[WRITTEN EXERCISE] Copy the lines below as they are; omit the images they contain.

---------- EXTRACTED DATA ----------

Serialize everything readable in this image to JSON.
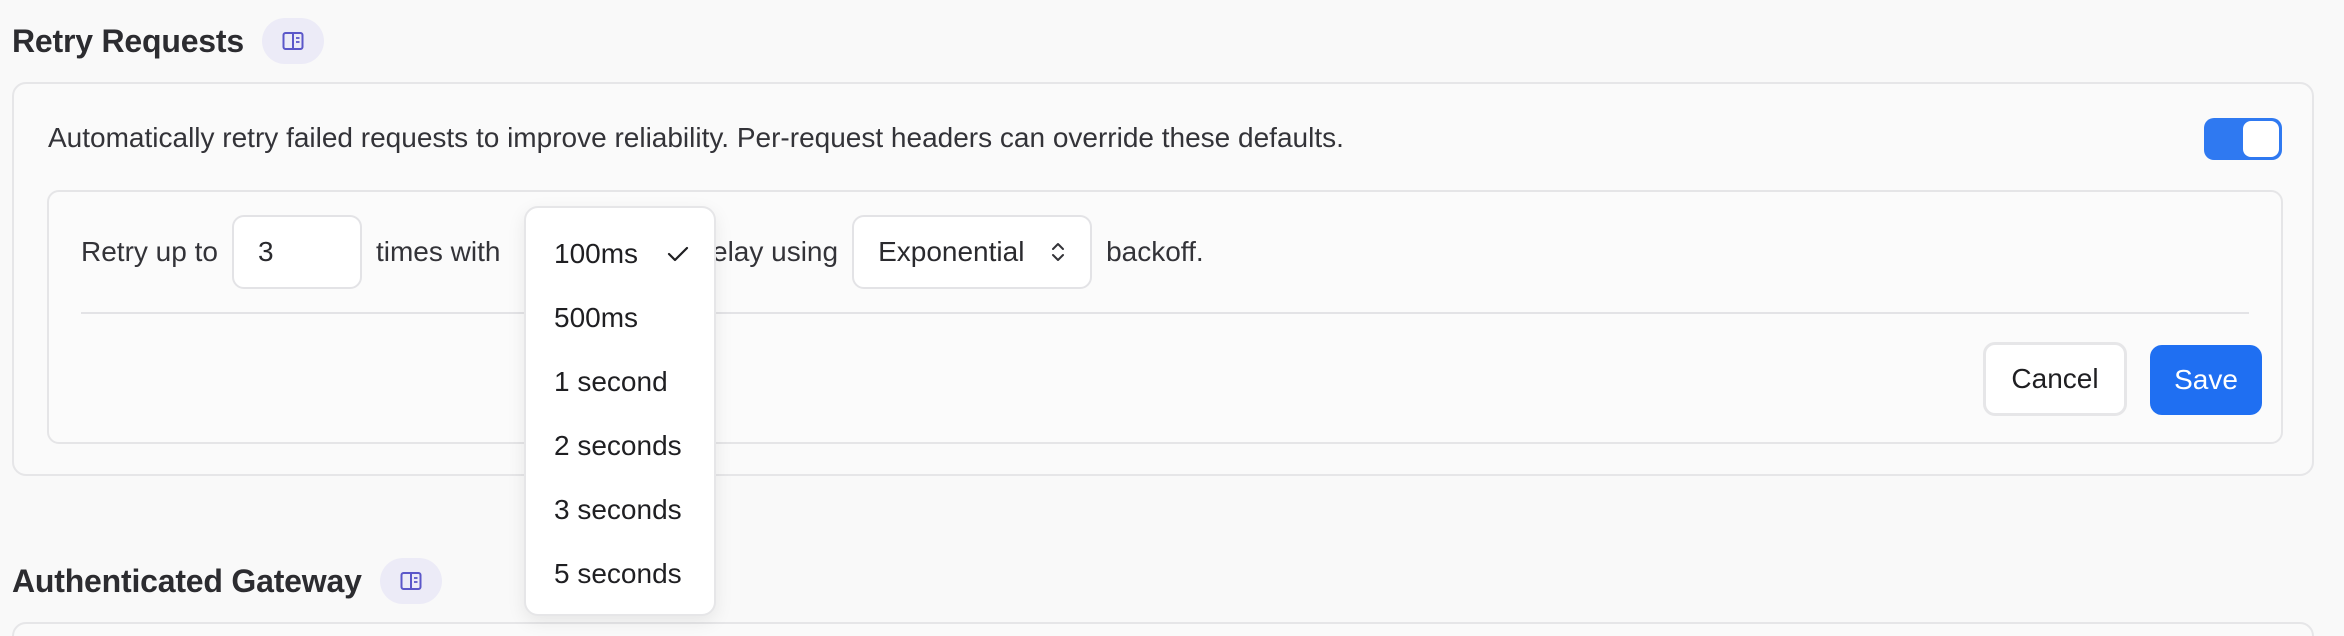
{
  "retry": {
    "title": "Retry Requests",
    "description": "Automatically retry failed requests to improve reliability. Per-request headers can override these defaults.",
    "enabled": true,
    "row": {
      "prefix": "Retry up to",
      "count_value": "3",
      "middle": "times with",
      "after_delay": "delay using",
      "backoff_value": "Exponential",
      "suffix": "backoff."
    },
    "buttons": {
      "cancel": "Cancel",
      "save": "Save"
    }
  },
  "delay_dropdown": {
    "selected": "100ms",
    "options": [
      "100ms",
      "500ms",
      "1 second",
      "2 seconds",
      "3 seconds",
      "5 seconds"
    ]
  },
  "gateway": {
    "title": "Authenticated Gateway"
  },
  "colors": {
    "accent": "#1f6ff2",
    "toggle_on": "#2f79f1",
    "badge_bg": "#ecebf7",
    "badge_icon": "#5b57c9"
  }
}
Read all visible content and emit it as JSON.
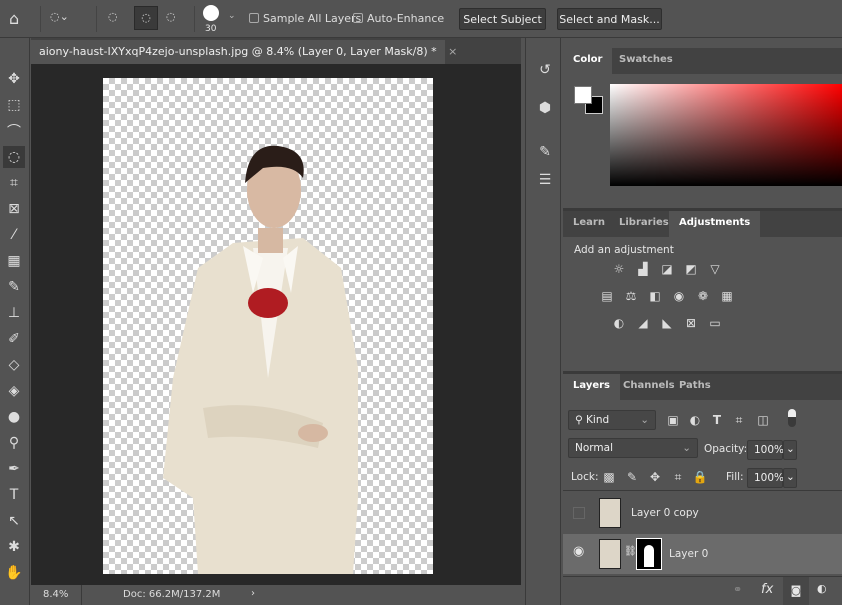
{
  "options_bar": {
    "brush_size": "30",
    "sample_all_layers": "Sample All Layers",
    "auto_enhance": "Auto-Enhance",
    "select_subject": "Select Subject",
    "select_and_mask": "Select and Mask..."
  },
  "document": {
    "tab_title": "aiony-haust-IXYxqP4zejo-unsplash.jpg @ 8.4% (Layer 0, Layer Mask/8) *",
    "close": "×"
  },
  "status": {
    "zoom": "8.4%",
    "doc": "Doc: 66.2M/137.2M",
    "arrow": "›"
  },
  "color_panel": {
    "tabs": [
      "Color",
      "Swatches"
    ],
    "hue": "#ff0000"
  },
  "adjust_panel": {
    "tabs": [
      "Learn",
      "Libraries",
      "Adjustments"
    ],
    "hint": "Add an adjustment"
  },
  "layers_panel": {
    "tabs": [
      "Layers",
      "Channels",
      "Paths"
    ],
    "filter": "Kind",
    "blend_mode": "Normal",
    "opacity_label": "Opacity:",
    "opacity": "100%",
    "lock_label": "Lock:",
    "fill_label": "Fill:",
    "fill": "100%",
    "layers": [
      {
        "name": "Layer 0 copy",
        "visible": false
      },
      {
        "name": "Layer 0",
        "visible": true,
        "selected": true
      }
    ]
  }
}
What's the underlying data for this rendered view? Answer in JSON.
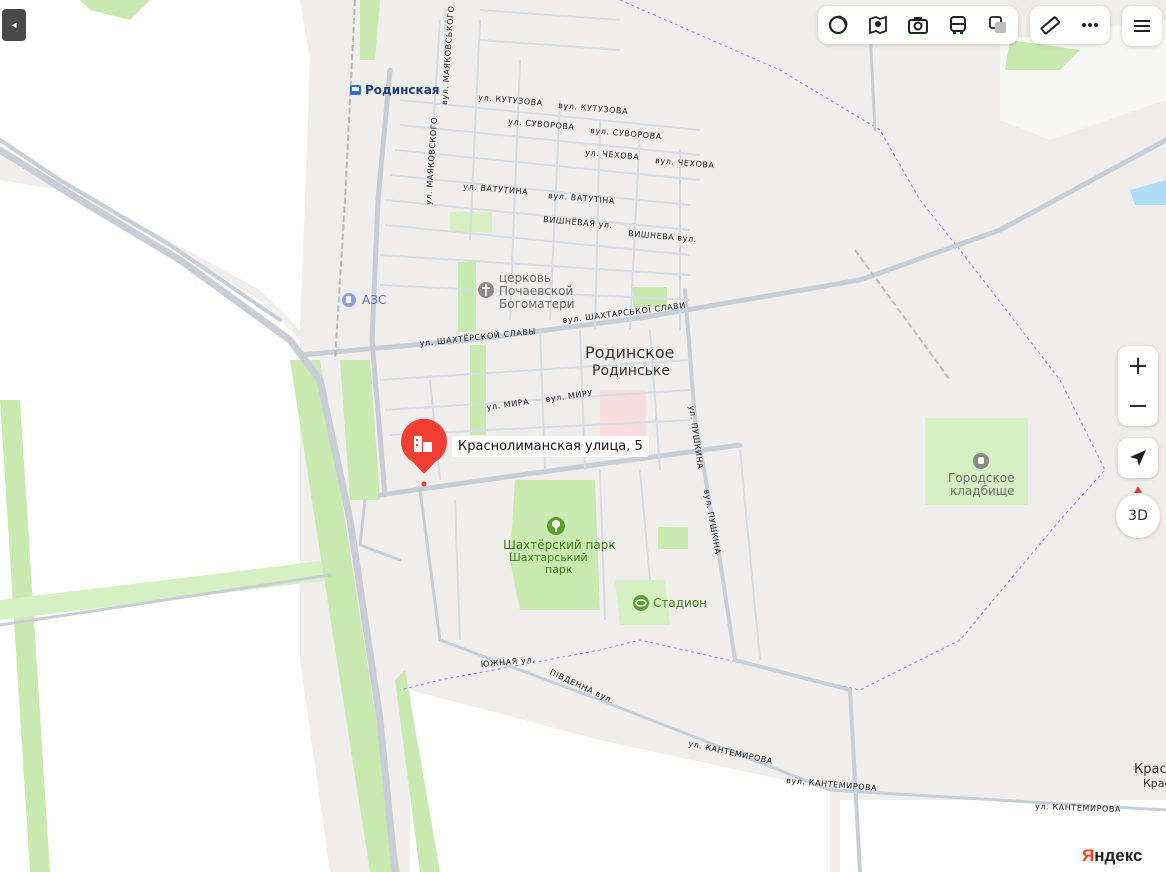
{
  "toolbar": {
    "layers": [
      "traffic-circle-icon",
      "map-book-icon",
      "camera-icon",
      "bus-icon",
      "layers-icon"
    ],
    "tools": [
      "ruler-icon",
      "more-icon"
    ],
    "menu": "menu-icon"
  },
  "controls": {
    "zoom_in": "+",
    "zoom_out": "−",
    "geolocation": "navigation-arrow-icon",
    "view_3d": "3D"
  },
  "place": {
    "name_ru": "Родинское",
    "name_uk": "Родинське"
  },
  "marker": {
    "label": "Краснолиманская улица, 5",
    "color": "#f33f33"
  },
  "pois": {
    "station": "Родинская",
    "gas_station": "АЗС",
    "church_1": "церковь",
    "church_2": "Почаевской",
    "church_3": "Богоматери",
    "park_ru": "Шахтёрский парк",
    "park_uk_1": "Шахтарський",
    "park_uk_2": "парк",
    "stadium": "Стадион",
    "cemetery_1": "Городское",
    "cemetery_2": "кладбище",
    "edge_1": "Красн",
    "edge_2": "Крас"
  },
  "streets": {
    "kutuzova_uk": "ул. КУТУЗОВА",
    "kutuzova_ru": "вул. КУТУЗОВА",
    "suvorova_uk": "ул. СУВОРОВА",
    "suvorova_ru": "вул. СУВОРОВА",
    "chekhova_uk": "ул. ЧЕХОВА",
    "chekhova_ru": "вул. ЧЕХОВА",
    "vatutina_uk": "ул. ВАТУТИНА",
    "vatutina_ru": "вул. ВАТУТІНА",
    "vishnevaya": "ВИШНЁВАЯ ул.",
    "vyshneva": "ВИШНЕВА вул.",
    "shakhtar_ru": "ул. ШАХТЁРСКОЙ СЛАВЫ",
    "shakhtar_uk": "вул. ШАХТАРСЬКОЇ СЛАВИ",
    "mira_ru": "ул. МИРА",
    "mira_uk": "вул. МИРУ",
    "pushkina_ru": "ул. ПУШКИНА",
    "pushkina_uk": "вул. ПУШКІНА",
    "mayak_uk": "вул. МАЯКОВСЬКОГО",
    "mayak_ru": "ул. МАЯКОВСКОГО",
    "yuzhnaya": "ЮЖНАЯ ул.",
    "pivdenna": "ПІВДЕННА вул.",
    "kantemirova_1": "ул. КАНТЕМИРОВА",
    "kantemirova_2": "вул. КАНТЕМИРОВА",
    "kantemirova_3": "ул. КАНТЕМИРОВА"
  },
  "brand": {
    "first": "Я",
    "rest": "ндекс"
  },
  "colors": {
    "land": "#efeeec",
    "field": "#ffffff",
    "green": "#c8e9b0",
    "road": "#c9ced6",
    "boundary": "#8c8ee8"
  }
}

----------

[COMPLETE RESPONSE]
Serialize everything readable in this image to JSON.
{
  "retry": {
    "title": "Retry Requests",
    "description": "Automatically retry failed requests to improve reliability. Per-request headers can override these defaults.",
    "enabled": true,
    "row": {
      "prefix": "Retry up to",
      "count_value": "3",
      "middle": "times with",
      "after_delay": "delay using",
      "backoff_value": "Exponential",
      "suffix": "backoff."
    },
    "buttons": {
      "cancel": "Cancel",
      "save": "Save"
    }
  },
  "delay_dropdown": {
    "selected": "100ms",
    "options": [
      "100ms",
      "500ms",
      "1 second",
      "2 seconds",
      "3 seconds",
      "5 seconds"
    ]
  },
  "gateway": {
    "title": "Authenticated Gateway"
  },
  "colors": {
    "accent": "#1f6ff2",
    "toggle_on": "#2f79f1",
    "badge_bg": "#ecebf7",
    "badge_icon": "#5b57c9"
  }
}
Read all visible content and emit it as JSON.
{
  "options_bar": {
    "brush_size": "30",
    "sample_all_layers": "Sample All Layers",
    "auto_enhance": "Auto-Enhance",
    "select_subject": "Select Subject",
    "select_and_mask": "Select and Mask..."
  },
  "document": {
    "tab_title": "aiony-haust-IXYxqP4zejo-unsplash.jpg @ 8.4% (Layer 0, Layer Mask/8) *",
    "close": "×"
  },
  "status": {
    "zoom": "8.4%",
    "doc": "Doc: 66.2M/137.2M",
    "arrow": "›"
  },
  "color_panel": {
    "tabs": [
      "Color",
      "Swatches"
    ],
    "hue": "#ff0000"
  },
  "adjust_panel": {
    "tabs": [
      "Learn",
      "Libraries",
      "Adjustments"
    ],
    "hint": "Add an adjustment"
  },
  "layers_panel": {
    "tabs": [
      "Layers",
      "Channels",
      "Paths"
    ],
    "filter": "Kind",
    "blend_mode": "Normal",
    "opacity_label": "Opacity:",
    "opacity": "100%",
    "lock_label": "Lock:",
    "fill_label": "Fill:",
    "fill": "100%",
    "layers": [
      {
        "name": "Layer 0 copy",
        "visible": false
      },
      {
        "name": "Layer 0",
        "visible": true,
        "selected": true
      }
    ]
  }
}
What's the underlying data for this rendered view? Answer in JSON.
{
  "toolbar": {
    "layers": [
      "traffic-circle-icon",
      "map-book-icon",
      "camera-icon",
      "bus-icon",
      "layers-icon"
    ],
    "tools": [
      "ruler-icon",
      "more-icon"
    ],
    "menu": "menu-icon"
  },
  "controls": {
    "zoom_in": "+",
    "zoom_out": "−",
    "geolocation": "navigation-arrow-icon",
    "view_3d": "3D"
  },
  "place": {
    "name_ru": "Родинское",
    "name_uk": "Родинське"
  },
  "marker": {
    "label": "Краснолиманская улица, 5",
    "color": "#f33f33"
  },
  "pois": {
    "station": "Родинская",
    "gas_station": "АЗС",
    "church_1": "церковь",
    "church_2": "Почаевской",
    "church_3": "Богоматери",
    "park_ru": "Шахтёрский парк",
    "park_uk_1": "Шахтарський",
    "park_uk_2": "парк",
    "stadium": "Стадион",
    "cemetery_1": "Городское",
    "cemetery_2": "кладбище",
    "edge_1": "Красн",
    "edge_2": "Крас"
  },
  "streets": {
    "kutuzova_uk": "ул. КУТУЗОВА",
    "kutuzova_ru": "вул. КУТУЗОВА",
    "suvorova_uk": "ул. СУВОРОВА",
    "suvorova_ru": "вул. СУВОРОВА",
    "chekhova_uk": "ул. ЧЕХОВА",
    "chekhova_ru": "вул. ЧЕХОВА",
    "vatutina_uk": "ул. ВАТУТИНА",
    "vatutina_ru": "вул. ВАТУТІНА",
    "vishnevaya": "ВИШНЁВАЯ ул.",
    "vyshneva": "ВИШНЕВА вул.",
    "shakhtar_ru": "ул. ШАХТЁРСКОЙ СЛАВЫ",
    "shakhtar_uk": "вул. ШАХТАРСЬКОЇ СЛАВИ",
    "mira_ru": "ул. МИРА",
    "mira_uk": "вул. МИРУ",
    "pushkina_ru": "ул. ПУШКИНА",
    "pushkina_uk": "вул. ПУШКІНА",
    "mayak_uk": "вул. МАЯКОВСЬКОГО",
    "mayak_ru": "ул. МАЯКОВСКОГО",
    "yuzhnaya": "ЮЖНАЯ ул.",
    "pivdenna": "ПІВДЕННА вул.",
    "kantemirova_1": "ул. КАНТЕМИРОВА",
    "kantemirova_2": "вул. КАНТЕМИРОВА",
    "kantemirova_3": "ул. КАНТЕМИРОВА"
  },
  "brand": {
    "first": "Я",
    "rest": "ндекс"
  },
  "colors": {
    "land": "#efeeec",
    "field": "#ffffff",
    "green": "#c8e9b0",
    "road": "#c9ced6",
    "boundary": "#8c8ee8"
  }
}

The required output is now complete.